Please write out exactly the lines that begin at the line containing "Extract the structured" and run to the end of the records.

--- Start Task inputs ---

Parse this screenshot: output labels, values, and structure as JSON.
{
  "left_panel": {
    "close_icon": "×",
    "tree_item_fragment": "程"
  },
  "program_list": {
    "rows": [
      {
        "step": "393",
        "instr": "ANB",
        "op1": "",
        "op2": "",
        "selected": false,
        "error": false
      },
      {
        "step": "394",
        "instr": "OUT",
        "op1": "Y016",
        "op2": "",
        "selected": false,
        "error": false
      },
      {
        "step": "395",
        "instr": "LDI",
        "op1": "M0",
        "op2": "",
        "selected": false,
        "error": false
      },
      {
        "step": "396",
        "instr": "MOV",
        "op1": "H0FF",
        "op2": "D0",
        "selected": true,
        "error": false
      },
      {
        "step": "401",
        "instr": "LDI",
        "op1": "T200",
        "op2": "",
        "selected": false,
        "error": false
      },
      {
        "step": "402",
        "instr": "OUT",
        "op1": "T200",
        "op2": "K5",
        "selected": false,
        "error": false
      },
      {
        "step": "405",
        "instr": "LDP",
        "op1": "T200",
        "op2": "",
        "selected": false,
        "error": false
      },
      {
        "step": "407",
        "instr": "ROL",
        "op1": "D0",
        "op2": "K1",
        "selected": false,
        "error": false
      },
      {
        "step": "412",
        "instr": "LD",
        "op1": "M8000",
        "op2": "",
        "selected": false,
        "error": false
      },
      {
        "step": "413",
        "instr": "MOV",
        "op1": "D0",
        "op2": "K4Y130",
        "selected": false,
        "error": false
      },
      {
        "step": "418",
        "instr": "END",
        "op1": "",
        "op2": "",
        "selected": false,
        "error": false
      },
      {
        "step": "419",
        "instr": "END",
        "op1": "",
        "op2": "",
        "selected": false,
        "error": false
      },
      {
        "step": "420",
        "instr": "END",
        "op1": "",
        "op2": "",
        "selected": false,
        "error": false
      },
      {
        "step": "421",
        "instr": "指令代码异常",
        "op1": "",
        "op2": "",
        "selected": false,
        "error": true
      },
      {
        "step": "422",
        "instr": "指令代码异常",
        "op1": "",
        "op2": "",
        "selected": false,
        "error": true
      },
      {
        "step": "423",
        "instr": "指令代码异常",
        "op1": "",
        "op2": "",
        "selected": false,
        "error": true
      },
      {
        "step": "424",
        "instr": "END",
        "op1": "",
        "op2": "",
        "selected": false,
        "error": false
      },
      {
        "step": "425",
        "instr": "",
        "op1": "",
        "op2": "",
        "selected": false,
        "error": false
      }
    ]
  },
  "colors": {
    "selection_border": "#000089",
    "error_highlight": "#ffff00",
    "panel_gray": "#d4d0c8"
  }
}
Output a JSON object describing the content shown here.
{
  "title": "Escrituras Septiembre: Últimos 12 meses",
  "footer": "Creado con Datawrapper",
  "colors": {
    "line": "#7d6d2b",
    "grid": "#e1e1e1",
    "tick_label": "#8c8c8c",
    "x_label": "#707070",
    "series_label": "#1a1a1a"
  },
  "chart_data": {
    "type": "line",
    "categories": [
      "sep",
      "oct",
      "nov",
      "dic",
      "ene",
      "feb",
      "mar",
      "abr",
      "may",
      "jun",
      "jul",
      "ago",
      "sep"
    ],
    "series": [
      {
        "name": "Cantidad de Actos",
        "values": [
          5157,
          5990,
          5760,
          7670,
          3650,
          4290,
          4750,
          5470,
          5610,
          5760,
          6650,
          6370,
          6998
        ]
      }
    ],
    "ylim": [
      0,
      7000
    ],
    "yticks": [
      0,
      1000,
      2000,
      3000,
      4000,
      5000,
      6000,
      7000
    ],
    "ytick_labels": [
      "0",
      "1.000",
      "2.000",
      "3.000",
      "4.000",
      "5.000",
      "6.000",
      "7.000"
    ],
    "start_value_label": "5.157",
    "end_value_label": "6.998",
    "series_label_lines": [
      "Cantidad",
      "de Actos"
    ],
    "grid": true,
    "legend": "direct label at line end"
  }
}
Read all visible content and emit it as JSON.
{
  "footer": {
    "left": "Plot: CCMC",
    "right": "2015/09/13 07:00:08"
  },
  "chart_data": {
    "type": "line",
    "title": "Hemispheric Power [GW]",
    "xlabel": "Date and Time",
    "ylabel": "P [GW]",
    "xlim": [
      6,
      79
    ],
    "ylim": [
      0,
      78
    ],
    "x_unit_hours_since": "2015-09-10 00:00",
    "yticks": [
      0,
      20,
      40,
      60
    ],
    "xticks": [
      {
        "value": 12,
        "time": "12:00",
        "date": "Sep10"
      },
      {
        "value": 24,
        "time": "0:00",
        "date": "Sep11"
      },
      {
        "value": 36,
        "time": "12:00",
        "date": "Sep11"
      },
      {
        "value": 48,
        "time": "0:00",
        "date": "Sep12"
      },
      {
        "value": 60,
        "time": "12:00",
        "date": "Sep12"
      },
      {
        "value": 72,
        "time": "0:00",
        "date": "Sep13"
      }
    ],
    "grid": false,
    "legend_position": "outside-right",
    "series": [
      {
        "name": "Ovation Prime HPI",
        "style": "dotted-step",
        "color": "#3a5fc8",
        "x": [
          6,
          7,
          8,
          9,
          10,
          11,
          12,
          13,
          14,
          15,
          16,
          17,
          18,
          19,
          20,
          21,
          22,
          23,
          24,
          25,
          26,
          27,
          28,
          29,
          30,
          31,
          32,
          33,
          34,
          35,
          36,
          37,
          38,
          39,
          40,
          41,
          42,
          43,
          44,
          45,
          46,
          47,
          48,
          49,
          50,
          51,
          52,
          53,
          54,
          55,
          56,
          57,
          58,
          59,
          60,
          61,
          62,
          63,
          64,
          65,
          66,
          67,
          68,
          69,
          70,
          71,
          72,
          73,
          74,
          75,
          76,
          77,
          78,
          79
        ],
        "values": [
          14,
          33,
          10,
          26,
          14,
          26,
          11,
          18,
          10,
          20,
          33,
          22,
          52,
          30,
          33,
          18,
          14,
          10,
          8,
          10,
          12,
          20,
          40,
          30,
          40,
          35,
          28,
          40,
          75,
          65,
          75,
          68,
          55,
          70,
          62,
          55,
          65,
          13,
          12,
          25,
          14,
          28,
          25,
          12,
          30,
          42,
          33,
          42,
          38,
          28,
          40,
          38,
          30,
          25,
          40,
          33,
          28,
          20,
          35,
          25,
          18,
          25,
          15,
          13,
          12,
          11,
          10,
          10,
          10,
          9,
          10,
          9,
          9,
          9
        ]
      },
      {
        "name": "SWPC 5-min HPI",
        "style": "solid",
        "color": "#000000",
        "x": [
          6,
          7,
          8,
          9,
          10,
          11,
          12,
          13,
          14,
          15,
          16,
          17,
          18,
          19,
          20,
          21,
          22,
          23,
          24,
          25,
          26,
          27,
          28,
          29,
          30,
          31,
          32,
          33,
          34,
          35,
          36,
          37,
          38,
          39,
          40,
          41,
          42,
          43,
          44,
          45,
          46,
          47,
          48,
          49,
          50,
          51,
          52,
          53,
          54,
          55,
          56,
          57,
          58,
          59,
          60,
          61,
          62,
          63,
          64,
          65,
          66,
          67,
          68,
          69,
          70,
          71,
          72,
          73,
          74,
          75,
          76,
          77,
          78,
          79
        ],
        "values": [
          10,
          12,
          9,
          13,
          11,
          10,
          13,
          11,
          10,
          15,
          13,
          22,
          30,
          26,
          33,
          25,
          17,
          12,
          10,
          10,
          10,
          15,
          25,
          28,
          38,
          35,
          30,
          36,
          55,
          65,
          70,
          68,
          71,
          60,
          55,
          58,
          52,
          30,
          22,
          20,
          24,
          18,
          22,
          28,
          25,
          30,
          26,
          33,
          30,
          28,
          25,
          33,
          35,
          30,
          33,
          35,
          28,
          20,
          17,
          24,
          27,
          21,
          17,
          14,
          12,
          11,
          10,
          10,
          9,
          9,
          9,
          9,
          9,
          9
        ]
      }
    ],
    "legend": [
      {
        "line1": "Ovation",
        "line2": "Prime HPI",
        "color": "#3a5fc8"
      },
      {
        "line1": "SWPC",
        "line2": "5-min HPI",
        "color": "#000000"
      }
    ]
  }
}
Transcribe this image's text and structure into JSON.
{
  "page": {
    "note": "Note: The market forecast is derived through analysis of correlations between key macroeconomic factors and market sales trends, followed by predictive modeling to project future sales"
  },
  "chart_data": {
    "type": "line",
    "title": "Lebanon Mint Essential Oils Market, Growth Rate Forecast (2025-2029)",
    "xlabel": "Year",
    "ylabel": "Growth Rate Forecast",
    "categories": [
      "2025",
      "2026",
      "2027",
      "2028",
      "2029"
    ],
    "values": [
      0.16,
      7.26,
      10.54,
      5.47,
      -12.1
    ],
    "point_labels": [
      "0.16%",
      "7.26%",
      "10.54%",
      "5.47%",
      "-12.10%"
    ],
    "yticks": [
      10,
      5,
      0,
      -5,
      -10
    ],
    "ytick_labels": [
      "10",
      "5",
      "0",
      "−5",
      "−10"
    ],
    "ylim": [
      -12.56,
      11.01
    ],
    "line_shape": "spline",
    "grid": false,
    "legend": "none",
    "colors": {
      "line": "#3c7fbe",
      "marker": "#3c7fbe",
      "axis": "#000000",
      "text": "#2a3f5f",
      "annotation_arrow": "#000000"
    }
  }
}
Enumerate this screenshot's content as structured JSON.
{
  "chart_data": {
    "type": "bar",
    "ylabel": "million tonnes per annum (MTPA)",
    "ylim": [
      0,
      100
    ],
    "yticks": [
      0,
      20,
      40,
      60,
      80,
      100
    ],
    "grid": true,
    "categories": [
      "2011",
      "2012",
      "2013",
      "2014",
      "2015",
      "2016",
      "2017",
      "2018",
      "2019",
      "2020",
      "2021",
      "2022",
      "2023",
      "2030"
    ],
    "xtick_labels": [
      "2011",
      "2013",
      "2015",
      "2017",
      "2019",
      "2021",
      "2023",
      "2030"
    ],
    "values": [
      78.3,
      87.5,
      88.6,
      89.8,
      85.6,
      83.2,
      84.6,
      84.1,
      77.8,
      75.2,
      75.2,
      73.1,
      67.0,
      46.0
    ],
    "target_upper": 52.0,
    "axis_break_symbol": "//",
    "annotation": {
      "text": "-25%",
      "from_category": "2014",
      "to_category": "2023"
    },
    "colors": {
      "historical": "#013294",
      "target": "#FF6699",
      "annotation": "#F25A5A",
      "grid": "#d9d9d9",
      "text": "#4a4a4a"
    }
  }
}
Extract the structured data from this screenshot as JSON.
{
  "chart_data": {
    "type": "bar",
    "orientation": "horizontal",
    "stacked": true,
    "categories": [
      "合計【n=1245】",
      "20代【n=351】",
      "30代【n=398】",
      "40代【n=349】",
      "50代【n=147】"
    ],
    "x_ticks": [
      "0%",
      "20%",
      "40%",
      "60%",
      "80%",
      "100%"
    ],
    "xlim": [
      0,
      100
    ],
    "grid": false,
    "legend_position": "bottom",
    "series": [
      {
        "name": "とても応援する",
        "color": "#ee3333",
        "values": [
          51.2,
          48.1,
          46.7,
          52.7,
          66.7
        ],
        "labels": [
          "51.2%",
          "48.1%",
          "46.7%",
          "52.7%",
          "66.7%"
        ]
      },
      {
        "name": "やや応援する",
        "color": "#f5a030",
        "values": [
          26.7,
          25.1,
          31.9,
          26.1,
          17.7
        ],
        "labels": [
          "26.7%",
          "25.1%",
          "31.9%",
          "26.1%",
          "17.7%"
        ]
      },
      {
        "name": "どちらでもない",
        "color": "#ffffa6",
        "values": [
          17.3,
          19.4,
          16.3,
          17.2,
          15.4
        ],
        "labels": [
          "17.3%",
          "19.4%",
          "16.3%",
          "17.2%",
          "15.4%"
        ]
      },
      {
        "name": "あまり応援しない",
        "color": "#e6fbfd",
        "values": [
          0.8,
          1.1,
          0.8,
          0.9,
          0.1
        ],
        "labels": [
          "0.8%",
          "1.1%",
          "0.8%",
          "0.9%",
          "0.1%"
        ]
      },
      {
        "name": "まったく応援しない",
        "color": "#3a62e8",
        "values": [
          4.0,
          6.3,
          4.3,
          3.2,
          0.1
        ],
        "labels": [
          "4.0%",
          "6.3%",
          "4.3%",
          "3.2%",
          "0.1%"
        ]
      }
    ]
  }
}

--- End Task inputs ---

▸ Output of the exercise
Extract the structured data from this screenshot as JSON.
{
  "chart_data": {
    "type": "bar",
    "orientation": "horizontal",
    "stacked": true,
    "categories": [
      "合計【n=1245】",
      "20代【n=351】",
      "30代【n=398】",
      "40代【n=349】",
      "50代【n=147】"
    ],
    "x_ticks": [
      "0%",
      "20%",
      "40%",
      "60%",
      "80%",
      "100%"
    ],
    "xlim": [
      0,
      100
    ],
    "grid": false,
    "legend_position": "bottom",
    "series": [
      {
        "name": "とても応援する",
        "color": "#ee3333",
        "values": [
          51.2,
          48.1,
          46.7,
          52.7,
          66.7
        ],
        "labels": [
          "51.2%",
          "48.1%",
          "46.7%",
          "52.7%",
          "66.7%"
        ]
      },
      {
        "name": "やや応援する",
        "color": "#f5a030",
        "values": [
          26.7,
          25.1,
          31.9,
          26.1,
          17.7
        ],
        "labels": [
          "26.7%",
          "25.1%",
          "31.9%",
          "26.1%",
          "17.7%"
        ]
      },
      {
        "name": "どちらでもない",
        "color": "#ffffa6",
        "values": [
          17.3,
          19.4,
          16.3,
          17.2,
          15.4
        ],
        "labels": [
          "17.3%",
          "19.4%",
          "16.3%",
          "17.2%",
          "15.4%"
        ]
      },
      {
        "name": "あまり応援しない",
        "color": "#e6fbfd",
        "values": [
          0.8,
          1.1,
          0.8,
          0.9,
          0.1
        ],
        "labels": [
          "0.8%",
          "1.1%",
          "0.8%",
          "0.9%",
          "0.1%"
        ]
      },
      {
        "name": "まったく応援しない",
        "color": "#3a62e8",
        "values": [
          4.0,
          6.3,
          4.3,
          3.2,
          0.1
        ],
        "labels": [
          "4.0%",
          "6.3%",
          "4.3%",
          "3.2%",
          "0.1%"
        ]
      }
    ]
  }
}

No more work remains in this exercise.